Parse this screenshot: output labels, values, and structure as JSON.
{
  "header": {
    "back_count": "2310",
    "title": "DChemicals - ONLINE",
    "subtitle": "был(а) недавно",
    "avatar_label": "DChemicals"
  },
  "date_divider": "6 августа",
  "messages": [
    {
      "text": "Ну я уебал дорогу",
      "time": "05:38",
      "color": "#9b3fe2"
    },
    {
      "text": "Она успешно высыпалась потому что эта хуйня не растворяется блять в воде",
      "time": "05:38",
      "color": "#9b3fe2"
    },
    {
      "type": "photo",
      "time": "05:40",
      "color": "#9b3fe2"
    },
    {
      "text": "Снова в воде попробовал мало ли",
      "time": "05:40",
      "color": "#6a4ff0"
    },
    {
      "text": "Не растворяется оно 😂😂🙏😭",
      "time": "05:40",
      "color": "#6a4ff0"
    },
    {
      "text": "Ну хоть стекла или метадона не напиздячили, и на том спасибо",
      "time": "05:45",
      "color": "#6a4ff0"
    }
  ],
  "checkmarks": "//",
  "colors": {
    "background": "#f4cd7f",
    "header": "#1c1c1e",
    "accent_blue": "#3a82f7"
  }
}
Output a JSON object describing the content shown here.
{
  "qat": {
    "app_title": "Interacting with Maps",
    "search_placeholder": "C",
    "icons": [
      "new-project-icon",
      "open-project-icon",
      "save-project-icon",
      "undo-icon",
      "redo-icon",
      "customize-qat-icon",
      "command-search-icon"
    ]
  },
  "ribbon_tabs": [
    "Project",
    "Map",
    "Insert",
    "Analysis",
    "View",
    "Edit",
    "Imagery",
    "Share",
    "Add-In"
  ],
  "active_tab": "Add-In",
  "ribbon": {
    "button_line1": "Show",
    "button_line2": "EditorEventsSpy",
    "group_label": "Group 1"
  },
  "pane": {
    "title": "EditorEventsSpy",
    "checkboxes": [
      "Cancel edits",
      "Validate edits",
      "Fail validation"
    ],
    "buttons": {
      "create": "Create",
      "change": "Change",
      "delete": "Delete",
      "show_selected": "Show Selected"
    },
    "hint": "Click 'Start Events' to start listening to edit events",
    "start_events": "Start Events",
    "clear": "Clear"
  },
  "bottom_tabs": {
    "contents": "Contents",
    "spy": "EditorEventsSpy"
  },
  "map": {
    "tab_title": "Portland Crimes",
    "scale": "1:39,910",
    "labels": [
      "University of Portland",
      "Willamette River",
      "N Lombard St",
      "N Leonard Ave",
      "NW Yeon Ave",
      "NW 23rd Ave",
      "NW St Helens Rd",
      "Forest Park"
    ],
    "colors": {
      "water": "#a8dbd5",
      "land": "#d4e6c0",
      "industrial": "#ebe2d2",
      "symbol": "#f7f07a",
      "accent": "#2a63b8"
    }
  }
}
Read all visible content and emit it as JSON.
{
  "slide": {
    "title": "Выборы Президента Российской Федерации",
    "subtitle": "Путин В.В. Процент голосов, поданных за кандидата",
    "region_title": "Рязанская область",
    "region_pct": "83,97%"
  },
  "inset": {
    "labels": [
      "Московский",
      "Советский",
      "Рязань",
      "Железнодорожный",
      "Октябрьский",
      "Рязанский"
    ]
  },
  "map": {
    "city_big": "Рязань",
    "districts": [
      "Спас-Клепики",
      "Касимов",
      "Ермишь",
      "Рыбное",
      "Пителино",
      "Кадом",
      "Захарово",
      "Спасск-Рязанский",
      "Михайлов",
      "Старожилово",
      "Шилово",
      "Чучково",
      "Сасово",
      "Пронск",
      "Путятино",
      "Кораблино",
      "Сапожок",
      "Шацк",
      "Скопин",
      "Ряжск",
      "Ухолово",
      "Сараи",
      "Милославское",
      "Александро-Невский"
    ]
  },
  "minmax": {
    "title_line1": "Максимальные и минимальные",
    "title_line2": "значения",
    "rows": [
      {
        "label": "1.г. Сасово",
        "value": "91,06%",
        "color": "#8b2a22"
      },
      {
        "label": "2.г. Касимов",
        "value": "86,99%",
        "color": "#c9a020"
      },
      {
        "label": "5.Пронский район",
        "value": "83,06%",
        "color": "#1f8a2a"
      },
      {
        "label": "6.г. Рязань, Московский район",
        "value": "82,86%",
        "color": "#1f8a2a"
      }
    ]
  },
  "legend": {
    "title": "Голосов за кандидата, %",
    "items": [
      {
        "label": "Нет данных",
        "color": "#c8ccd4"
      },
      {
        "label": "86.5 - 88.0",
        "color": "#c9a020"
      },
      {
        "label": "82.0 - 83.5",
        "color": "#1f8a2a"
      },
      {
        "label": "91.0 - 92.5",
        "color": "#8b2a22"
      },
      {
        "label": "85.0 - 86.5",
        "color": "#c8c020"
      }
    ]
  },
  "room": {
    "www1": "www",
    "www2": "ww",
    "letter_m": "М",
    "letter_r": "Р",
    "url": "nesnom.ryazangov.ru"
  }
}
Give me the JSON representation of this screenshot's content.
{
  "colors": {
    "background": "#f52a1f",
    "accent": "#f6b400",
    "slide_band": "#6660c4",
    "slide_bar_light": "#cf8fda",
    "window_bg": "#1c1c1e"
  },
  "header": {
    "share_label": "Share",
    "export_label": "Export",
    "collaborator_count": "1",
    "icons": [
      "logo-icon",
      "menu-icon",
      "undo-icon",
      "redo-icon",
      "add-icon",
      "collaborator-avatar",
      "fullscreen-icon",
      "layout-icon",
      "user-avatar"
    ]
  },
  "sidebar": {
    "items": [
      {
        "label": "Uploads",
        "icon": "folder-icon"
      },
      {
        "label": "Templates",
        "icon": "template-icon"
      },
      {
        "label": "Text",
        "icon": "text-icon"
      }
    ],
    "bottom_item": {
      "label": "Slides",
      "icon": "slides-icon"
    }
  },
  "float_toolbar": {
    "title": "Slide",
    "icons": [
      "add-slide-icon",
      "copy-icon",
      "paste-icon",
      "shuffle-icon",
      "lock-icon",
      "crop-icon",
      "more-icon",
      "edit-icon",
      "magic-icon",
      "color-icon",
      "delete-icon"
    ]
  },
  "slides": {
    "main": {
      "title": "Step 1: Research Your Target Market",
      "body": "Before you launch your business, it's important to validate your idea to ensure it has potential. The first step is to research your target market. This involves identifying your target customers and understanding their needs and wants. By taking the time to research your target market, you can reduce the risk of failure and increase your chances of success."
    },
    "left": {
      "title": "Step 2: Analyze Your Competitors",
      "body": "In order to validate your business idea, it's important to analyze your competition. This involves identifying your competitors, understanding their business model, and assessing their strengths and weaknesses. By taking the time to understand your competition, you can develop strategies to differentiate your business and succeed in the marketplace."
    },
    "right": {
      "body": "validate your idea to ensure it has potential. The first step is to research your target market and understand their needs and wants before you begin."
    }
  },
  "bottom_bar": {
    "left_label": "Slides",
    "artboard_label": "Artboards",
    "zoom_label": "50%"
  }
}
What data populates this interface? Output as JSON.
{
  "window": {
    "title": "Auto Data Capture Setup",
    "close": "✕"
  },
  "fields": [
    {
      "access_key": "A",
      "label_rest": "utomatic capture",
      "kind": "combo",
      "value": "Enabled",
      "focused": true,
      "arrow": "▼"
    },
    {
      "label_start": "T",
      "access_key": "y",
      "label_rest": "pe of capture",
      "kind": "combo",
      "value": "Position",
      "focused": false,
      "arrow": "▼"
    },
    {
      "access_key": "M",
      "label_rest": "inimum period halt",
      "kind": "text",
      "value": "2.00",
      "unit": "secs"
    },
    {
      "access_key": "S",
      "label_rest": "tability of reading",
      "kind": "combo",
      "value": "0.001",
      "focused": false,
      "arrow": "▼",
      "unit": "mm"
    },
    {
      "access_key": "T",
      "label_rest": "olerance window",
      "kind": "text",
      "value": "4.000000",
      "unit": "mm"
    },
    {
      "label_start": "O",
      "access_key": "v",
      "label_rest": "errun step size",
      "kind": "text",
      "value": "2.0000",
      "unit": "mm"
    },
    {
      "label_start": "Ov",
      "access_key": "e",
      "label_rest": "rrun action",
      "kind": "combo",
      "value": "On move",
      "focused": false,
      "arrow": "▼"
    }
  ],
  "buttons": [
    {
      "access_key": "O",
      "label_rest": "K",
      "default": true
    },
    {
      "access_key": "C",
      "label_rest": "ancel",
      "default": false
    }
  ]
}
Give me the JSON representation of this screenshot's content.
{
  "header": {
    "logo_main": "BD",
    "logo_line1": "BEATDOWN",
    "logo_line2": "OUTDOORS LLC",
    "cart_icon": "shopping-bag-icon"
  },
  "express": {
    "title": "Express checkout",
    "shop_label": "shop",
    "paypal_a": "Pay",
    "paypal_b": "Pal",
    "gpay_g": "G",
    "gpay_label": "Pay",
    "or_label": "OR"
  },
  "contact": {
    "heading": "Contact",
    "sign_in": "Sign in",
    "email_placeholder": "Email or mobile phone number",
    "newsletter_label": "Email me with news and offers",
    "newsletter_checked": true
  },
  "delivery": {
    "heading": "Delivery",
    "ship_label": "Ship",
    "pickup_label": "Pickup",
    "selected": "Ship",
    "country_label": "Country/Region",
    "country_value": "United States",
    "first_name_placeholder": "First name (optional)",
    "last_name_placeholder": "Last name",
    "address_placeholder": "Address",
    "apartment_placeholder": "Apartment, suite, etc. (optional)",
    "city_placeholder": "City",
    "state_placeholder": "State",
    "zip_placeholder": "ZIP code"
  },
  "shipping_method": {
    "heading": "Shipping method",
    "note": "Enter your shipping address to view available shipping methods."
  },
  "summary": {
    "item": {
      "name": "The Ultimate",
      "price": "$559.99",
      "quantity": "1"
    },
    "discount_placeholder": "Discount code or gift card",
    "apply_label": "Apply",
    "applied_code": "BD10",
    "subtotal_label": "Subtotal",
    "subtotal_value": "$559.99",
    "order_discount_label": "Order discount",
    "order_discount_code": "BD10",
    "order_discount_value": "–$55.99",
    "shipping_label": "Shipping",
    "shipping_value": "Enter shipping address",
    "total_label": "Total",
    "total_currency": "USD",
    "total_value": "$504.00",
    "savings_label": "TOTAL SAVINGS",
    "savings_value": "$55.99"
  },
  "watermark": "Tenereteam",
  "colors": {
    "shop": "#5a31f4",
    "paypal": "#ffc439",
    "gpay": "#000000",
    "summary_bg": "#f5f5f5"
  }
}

Requirements
Reproduce each line of the material containing the word "with".

Response to the task
    "app_title": "Interacting with Maps",
    "newsletter_label": "Email me with news and offers",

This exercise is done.